+++ Exercise materials

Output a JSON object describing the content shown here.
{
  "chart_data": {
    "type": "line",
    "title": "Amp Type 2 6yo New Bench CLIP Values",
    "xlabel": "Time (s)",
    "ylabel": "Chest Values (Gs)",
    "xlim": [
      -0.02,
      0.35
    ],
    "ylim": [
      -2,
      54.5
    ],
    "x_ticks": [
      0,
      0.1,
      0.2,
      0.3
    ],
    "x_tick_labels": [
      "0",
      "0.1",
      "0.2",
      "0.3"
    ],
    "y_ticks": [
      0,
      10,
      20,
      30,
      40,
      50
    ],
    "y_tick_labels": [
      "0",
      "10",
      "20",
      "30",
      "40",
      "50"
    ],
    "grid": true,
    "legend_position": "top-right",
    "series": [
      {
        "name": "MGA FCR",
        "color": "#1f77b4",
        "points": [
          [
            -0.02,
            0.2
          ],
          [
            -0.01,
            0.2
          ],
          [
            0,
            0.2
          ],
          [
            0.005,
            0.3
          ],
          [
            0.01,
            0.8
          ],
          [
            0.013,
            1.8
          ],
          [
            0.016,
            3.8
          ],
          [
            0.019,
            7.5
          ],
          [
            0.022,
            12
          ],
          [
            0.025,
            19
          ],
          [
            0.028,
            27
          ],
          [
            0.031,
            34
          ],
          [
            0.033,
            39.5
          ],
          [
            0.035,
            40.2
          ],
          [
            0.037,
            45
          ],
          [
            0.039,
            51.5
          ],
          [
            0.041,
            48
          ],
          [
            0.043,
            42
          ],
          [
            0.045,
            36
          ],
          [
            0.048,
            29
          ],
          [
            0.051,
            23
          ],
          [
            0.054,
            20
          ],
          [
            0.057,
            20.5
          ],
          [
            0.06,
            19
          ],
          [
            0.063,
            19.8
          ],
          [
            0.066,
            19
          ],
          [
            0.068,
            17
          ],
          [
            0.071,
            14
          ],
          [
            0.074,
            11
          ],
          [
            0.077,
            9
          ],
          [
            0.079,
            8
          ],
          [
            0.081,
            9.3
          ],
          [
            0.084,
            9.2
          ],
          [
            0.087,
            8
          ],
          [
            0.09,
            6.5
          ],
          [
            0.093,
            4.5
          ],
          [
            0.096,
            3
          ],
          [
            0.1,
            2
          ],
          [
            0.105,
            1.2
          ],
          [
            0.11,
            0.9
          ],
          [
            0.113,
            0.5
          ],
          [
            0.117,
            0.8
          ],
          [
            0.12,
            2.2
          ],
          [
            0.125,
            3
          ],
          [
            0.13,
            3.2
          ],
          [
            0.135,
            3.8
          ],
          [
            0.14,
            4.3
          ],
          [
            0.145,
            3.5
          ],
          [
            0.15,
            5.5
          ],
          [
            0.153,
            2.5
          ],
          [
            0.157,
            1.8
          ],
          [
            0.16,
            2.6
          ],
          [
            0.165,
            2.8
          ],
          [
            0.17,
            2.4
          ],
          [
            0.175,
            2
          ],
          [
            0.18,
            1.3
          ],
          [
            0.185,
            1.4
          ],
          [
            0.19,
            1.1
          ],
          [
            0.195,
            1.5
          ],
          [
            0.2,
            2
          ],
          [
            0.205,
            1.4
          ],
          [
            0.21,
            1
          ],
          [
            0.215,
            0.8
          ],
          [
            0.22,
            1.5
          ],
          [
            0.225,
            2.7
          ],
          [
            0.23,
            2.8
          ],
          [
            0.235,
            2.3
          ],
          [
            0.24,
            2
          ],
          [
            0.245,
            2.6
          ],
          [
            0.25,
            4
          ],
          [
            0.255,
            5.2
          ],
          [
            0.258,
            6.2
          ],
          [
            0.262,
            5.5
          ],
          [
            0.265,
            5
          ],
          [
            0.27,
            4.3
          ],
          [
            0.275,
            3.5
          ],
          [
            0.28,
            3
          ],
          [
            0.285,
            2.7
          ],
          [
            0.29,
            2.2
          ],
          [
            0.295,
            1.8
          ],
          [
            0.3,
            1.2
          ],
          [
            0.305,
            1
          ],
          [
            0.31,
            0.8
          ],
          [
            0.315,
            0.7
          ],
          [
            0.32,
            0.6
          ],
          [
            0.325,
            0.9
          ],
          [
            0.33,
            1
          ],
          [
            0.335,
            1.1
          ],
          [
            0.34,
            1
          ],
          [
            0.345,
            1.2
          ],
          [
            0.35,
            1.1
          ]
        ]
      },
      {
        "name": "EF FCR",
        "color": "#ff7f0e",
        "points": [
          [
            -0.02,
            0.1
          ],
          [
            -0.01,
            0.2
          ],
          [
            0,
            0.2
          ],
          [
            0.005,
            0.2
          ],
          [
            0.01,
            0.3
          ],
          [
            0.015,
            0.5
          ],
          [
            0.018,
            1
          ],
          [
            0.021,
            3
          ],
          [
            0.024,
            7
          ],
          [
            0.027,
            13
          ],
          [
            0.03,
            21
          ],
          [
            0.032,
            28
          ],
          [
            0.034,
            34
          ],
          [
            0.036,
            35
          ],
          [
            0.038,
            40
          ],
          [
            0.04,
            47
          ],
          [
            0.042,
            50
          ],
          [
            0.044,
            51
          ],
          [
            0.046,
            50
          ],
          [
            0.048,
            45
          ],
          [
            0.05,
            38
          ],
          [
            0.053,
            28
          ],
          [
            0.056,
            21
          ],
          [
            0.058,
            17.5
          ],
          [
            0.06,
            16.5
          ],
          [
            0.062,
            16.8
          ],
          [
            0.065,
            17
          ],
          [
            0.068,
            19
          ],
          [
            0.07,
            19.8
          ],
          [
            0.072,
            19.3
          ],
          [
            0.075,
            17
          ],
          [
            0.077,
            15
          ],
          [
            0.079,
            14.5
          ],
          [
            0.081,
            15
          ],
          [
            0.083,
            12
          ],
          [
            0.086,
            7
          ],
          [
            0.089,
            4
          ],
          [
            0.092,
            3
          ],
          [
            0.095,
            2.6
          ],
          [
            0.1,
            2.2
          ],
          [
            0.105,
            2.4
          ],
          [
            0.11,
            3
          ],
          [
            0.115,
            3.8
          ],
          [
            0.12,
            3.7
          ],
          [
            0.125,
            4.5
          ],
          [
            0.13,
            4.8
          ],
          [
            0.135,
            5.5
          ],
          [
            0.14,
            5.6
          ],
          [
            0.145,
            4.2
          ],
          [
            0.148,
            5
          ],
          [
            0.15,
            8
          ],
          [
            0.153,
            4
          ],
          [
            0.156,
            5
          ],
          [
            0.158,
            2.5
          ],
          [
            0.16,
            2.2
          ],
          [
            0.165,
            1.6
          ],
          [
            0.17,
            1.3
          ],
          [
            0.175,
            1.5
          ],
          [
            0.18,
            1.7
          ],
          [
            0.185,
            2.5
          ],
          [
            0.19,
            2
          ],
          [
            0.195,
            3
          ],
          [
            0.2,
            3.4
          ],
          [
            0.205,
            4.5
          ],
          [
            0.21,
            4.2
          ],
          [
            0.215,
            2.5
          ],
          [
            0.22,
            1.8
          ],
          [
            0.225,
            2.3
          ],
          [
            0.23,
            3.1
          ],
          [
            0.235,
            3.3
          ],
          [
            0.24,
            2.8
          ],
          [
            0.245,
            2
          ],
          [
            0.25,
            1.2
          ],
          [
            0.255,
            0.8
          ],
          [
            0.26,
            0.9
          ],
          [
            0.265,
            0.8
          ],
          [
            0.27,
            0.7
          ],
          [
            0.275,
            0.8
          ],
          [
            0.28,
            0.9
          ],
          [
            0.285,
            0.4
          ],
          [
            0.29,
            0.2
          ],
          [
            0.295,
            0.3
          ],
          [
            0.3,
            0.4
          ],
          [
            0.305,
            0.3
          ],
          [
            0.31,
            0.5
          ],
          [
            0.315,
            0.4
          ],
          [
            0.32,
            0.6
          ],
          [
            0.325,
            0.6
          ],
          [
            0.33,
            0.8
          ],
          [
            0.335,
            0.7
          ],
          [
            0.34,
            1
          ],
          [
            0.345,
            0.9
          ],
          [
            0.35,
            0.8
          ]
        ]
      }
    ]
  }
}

++++++

» **Problem to solve**: Find the lines above that contain the word "Values" and collect them.

» **Response**:
    "title": "Amp Type 2 6yo New Bench CLIP Values",
    "ylabel": "Chest Values (Gs)",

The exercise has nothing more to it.